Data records
--------------------------------------------------

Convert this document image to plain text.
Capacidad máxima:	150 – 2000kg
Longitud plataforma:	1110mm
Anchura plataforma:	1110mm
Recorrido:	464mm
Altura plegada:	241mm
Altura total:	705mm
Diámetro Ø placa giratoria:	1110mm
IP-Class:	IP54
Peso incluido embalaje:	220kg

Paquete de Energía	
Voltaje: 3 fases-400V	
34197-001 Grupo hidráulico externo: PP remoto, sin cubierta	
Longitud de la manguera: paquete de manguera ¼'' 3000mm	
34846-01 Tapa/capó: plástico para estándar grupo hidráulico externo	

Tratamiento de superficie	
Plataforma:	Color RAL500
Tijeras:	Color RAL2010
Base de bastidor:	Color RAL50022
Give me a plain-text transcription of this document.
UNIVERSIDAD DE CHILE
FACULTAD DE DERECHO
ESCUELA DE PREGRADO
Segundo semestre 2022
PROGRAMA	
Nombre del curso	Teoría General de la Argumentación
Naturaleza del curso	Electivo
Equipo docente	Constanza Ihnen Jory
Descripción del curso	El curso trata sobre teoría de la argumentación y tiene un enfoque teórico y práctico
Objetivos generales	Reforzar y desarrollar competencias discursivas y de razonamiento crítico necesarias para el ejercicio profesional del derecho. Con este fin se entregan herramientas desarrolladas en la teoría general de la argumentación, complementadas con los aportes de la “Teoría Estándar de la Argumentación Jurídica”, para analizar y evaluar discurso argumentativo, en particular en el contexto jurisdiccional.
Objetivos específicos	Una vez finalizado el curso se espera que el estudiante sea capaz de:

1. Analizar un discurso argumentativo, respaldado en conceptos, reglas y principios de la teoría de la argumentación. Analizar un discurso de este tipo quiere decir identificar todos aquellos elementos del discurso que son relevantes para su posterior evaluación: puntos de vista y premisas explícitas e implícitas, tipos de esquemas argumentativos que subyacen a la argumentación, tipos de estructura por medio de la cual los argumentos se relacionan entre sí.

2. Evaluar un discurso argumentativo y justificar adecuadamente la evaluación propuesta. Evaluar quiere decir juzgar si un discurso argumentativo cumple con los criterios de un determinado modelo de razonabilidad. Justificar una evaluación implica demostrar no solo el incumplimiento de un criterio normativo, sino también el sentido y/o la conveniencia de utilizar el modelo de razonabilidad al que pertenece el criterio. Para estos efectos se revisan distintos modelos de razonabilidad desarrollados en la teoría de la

--------------------------------------------------

- **Request**: Scan the entries above. Copy each line that has the string "externo".

- **Task answer**:
34197-001 Grupo hidráulico externo: PP remoto, sin cubierta	
34846-01 Tapa/capó: plástico para estándar grupo hidráulico externo	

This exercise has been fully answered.